## [REQUIRED TASK]
Write out the data below in full, unchanged, minus the images.

## [INPUT MATERIAL]
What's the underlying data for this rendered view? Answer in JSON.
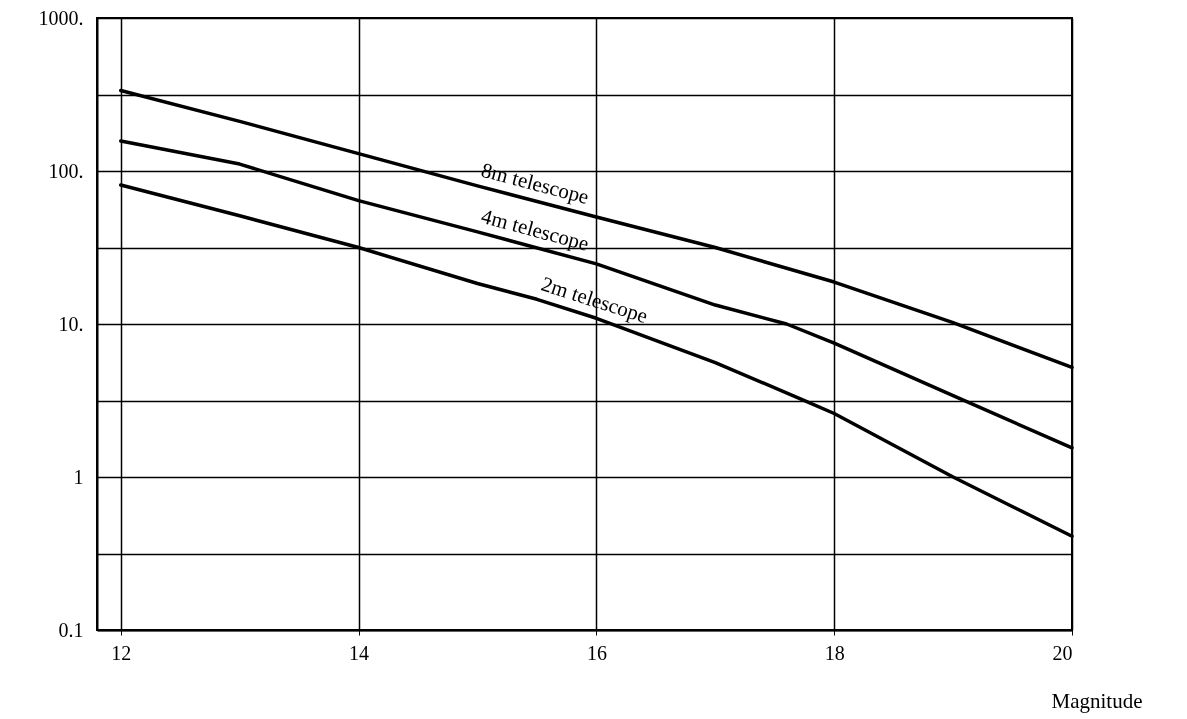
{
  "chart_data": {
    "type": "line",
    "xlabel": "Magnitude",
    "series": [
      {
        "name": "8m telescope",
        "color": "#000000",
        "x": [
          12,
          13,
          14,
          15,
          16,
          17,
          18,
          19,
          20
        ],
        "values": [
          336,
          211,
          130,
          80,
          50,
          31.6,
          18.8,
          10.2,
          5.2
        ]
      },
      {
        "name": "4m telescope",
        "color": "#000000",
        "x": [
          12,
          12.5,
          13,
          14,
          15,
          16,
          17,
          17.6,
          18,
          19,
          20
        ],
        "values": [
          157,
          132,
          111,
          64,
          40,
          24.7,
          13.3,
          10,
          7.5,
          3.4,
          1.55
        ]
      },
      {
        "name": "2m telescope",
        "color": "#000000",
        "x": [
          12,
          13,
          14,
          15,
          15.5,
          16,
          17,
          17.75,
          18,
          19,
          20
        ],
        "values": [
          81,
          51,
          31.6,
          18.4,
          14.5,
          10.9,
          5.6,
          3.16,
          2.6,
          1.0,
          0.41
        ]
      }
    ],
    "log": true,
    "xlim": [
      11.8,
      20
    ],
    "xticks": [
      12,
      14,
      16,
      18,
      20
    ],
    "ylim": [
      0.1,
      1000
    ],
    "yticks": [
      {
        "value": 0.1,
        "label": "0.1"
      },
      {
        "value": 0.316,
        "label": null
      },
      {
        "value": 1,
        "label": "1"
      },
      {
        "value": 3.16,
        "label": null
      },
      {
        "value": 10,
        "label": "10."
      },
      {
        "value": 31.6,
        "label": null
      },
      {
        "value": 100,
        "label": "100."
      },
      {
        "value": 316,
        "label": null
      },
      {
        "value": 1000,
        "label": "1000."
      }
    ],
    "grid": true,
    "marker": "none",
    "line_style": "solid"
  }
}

## [EXERCISE ANSWER]
What's the underlying data for this rendered view? Answer in JSON.
{
  "chart_data": {
    "type": "line",
    "xlabel": "Magnitude",
    "series": [
      {
        "name": "8m telescope",
        "color": "#000000",
        "x": [
          12,
          13,
          14,
          15,
          16,
          17,
          18,
          19,
          20
        ],
        "values": [
          336,
          211,
          130,
          80,
          50,
          31.6,
          18.8,
          10.2,
          5.2
        ]
      },
      {
        "name": "4m telescope",
        "color": "#000000",
        "x": [
          12,
          12.5,
          13,
          14,
          15,
          16,
          17,
          17.6,
          18,
          19,
          20
        ],
        "values": [
          157,
          132,
          111,
          64,
          40,
          24.7,
          13.3,
          10,
          7.5,
          3.4,
          1.55
        ]
      },
      {
        "name": "2m telescope",
        "color": "#000000",
        "x": [
          12,
          13,
          14,
          15,
          15.5,
          16,
          17,
          17.75,
          18,
          19,
          20
        ],
        "values": [
          81,
          51,
          31.6,
          18.4,
          14.5,
          10.9,
          5.6,
          3.16,
          2.6,
          1.0,
          0.41
        ]
      }
    ],
    "log": true,
    "xlim": [
      11.8,
      20
    ],
    "xticks": [
      12,
      14,
      16,
      18,
      20
    ],
    "ylim": [
      0.1,
      1000
    ],
    "yticks": [
      {
        "value": 0.1,
        "label": "0.1"
      },
      {
        "value": 0.316,
        "label": null
      },
      {
        "value": 1,
        "label": "1"
      },
      {
        "value": 3.16,
        "label": null
      },
      {
        "value": 10,
        "label": "10."
      },
      {
        "value": 31.6,
        "label": null
      },
      {
        "value": 100,
        "label": "100."
      },
      {
        "value": 316,
        "label": null
      },
      {
        "value": 1000,
        "label": "1000."
      }
    ],
    "grid": true,
    "marker": "none",
    "line_style": "solid"
  }
}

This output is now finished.